[STATED GOAL]:
Exactly reproduce the lines that follow.

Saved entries
____

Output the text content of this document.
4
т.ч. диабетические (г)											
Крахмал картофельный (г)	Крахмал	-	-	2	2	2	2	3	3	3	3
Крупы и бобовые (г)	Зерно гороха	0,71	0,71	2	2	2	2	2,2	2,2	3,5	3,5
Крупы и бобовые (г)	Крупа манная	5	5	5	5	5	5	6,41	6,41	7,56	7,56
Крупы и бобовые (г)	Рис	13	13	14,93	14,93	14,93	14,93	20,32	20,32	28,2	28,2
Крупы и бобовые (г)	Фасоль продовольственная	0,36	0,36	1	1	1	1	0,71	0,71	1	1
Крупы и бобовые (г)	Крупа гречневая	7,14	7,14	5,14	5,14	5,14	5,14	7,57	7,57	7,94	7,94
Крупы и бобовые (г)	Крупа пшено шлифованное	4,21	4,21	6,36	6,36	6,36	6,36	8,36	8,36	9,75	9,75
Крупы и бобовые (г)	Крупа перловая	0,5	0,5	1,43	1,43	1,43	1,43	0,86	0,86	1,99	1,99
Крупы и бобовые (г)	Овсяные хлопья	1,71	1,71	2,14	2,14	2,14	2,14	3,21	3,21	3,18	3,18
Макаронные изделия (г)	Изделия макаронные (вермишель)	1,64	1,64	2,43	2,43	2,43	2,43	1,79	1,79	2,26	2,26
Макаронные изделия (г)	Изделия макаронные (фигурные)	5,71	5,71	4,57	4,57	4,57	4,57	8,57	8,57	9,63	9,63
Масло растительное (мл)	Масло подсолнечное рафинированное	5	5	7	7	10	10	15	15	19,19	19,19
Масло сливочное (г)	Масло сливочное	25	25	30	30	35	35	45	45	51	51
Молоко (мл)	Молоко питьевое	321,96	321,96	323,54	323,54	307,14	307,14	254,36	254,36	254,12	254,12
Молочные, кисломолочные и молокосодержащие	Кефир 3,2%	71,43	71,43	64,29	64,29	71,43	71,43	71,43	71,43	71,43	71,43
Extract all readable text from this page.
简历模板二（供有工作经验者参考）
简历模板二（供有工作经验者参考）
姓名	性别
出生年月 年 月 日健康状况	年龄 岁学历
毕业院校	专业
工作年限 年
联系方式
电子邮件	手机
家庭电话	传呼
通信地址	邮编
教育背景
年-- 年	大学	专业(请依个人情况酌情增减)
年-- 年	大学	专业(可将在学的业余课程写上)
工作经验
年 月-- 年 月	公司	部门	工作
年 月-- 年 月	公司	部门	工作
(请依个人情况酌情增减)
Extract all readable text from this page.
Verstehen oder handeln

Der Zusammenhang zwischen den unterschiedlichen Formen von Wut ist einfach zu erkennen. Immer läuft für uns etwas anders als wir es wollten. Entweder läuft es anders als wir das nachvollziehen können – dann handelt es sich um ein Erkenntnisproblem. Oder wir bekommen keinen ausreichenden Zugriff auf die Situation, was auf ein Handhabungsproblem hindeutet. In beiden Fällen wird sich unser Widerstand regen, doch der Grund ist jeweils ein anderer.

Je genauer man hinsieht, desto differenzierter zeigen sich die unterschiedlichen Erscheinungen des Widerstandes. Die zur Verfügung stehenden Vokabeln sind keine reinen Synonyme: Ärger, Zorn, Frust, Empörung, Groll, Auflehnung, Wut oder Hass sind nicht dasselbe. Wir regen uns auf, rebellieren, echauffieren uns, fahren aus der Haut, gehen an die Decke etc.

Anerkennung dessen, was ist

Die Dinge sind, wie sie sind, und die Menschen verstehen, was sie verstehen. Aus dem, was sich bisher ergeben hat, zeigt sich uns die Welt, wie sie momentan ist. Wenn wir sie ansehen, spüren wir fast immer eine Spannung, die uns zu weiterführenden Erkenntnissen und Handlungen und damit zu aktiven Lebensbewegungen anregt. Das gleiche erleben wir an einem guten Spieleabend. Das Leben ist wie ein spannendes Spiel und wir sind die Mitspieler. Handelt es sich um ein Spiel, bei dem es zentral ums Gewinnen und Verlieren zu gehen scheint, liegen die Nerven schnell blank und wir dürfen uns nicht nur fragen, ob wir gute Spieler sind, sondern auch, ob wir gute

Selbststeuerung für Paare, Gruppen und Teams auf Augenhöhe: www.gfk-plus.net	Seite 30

____

[EXERCISE SOLUTION]:
Output the text content of this document.
4
т.ч. диабетические (г)											
Крахмал картофельный (г)	Крахмал	-	-	2	2	2	2	3	3	3	3
Крупы и бобовые (г)	Зерно гороха	0,71	0,71	2	2	2	2	2,2	2,2	3,5	3,5
Крупы и бобовые (г)	Крупа манная	5	5	5	5	5	5	6,41	6,41	7,56	7,56
Крупы и бобовые (г)	Рис	13	13	14,93	14,93	14,93	14,93	20,32	20,32	28,2	28,2
Крупы и бобовые (г)	Фасоль продовольственная	0,36	0,36	1	1	1	1	0,71	0,71	1	1
Крупы и бобовые (г)	Крупа гречневая	7,14	7,14	5,14	5,14	5,14	5,14	7,57	7,57	7,94	7,94
Крупы и бобовые (г)	Крупа пшено шлифованное	4,21	4,21	6,36	6,36	6,36	6,36	8,36	8,36	9,75	9,75
Крупы и бобовые (г)	Крупа перловая	0,5	0,5	1,43	1,43	1,43	1,43	0,86	0,86	1,99	1,99
Крупы и бобовые (г)	Овсяные хлопья	1,71	1,71	2,14	2,14	2,14	2,14	3,21	3,21	3,18	3,18
Макаронные изделия (г)	Изделия макаронные (вермишель)	1,64	1,64	2,43	2,43	2,43	2,43	1,79	1,79	2,26	2,26
Макаронные изделия (г)	Изделия макаронные (фигурные)	5,71	5,71	4,57	4,57	4,57	4,57	8,57	8,57	9,63	9,63
Масло растительное (мл)	Масло подсолнечное рафинированное	5	5	7	7	10	10	15	15	19,19	19,19
Масло сливочное (г)	Масло сливочное	25	25	30	30	35	35	45	45	51	51
Молоко (мл)	Молоко питьевое	321,96	321,96	323,54	323,54	307,14	307,14	254,36	254,36	254,12	254,12
Молочные, кисломолочные и молокосодержащие	Кефир 3,2%	71,43	71,43	64,29	64,29	71,43	71,43	71,43	71,43	71,43	71,43
Extract all readable text from this page.
简历模板二（供有工作经验者参考）
简历模板二（供有工作经验者参考）
姓名	性别
出生年月 年 月 日健康状况	年龄 岁学历
毕业院校	专业
工作年限 年
联系方式
电子邮件	手机
家庭电话	传呼
通信地址	邮编
教育背景
年-- 年	大学	专业(请依个人情况酌情增减)
年-- 年	大学	专业(可将在学的业余课程写上)
工作经验
年 月-- 年 月	公司	部门	工作
年 月-- 年 月	公司	部门	工作
(请依个人情况酌情增减)
Extract all readable text from this page.
Verstehen oder handeln

Der Zusammenhang zwischen den unterschiedlichen Formen von Wut ist einfach zu erkennen. Immer läuft für uns etwas anders als wir es wollten. Entweder läuft es anders als wir das nachvollziehen können – dann handelt es sich um ein Erkenntnisproblem. Oder wir bekommen keinen ausreichenden Zugriff auf die Situation, was auf ein Handhabungsproblem hindeutet. In beiden Fällen wird sich unser Widerstand regen, doch der Grund ist jeweils ein anderer.

Je genauer man hinsieht, desto differenzierter zeigen sich die unterschiedlichen Erscheinungen des Widerstandes. Die zur Verfügung stehenden Vokabeln sind keine reinen Synonyme: Ärger, Zorn, Frust, Empörung, Groll, Auflehnung, Wut oder Hass sind nicht dasselbe. Wir regen uns auf, rebellieren, echauffieren uns, fahren aus der Haut, gehen an die Decke etc.

Anerkennung dessen, was ist

Die Dinge sind, wie sie sind, und die Menschen verstehen, was sie verstehen. Aus dem, was sich bisher ergeben hat, zeigt sich uns die Welt, wie sie momentan ist. Wenn wir sie ansehen, spüren wir fast immer eine Spannung, die uns zu weiterführenden Erkenntnissen und Handlungen und damit zu aktiven Lebensbewegungen anregt. Das gleiche erleben wir an einem guten Spieleabend. Das Leben ist wie ein spannendes Spiel und wir sind die Mitspieler. Handelt es sich um ein Spiel, bei dem es zentral ums Gewinnen und Verlieren zu gehen scheint, liegen die Nerven schnell blank und wir dürfen uns nicht nur fragen, ob wir gute Spieler sind, sondern auch, ob wir gute

Selbststeuerung für Paare, Gruppen und Teams auf Augenhöhe: www.gfk-plus.net	Seite 30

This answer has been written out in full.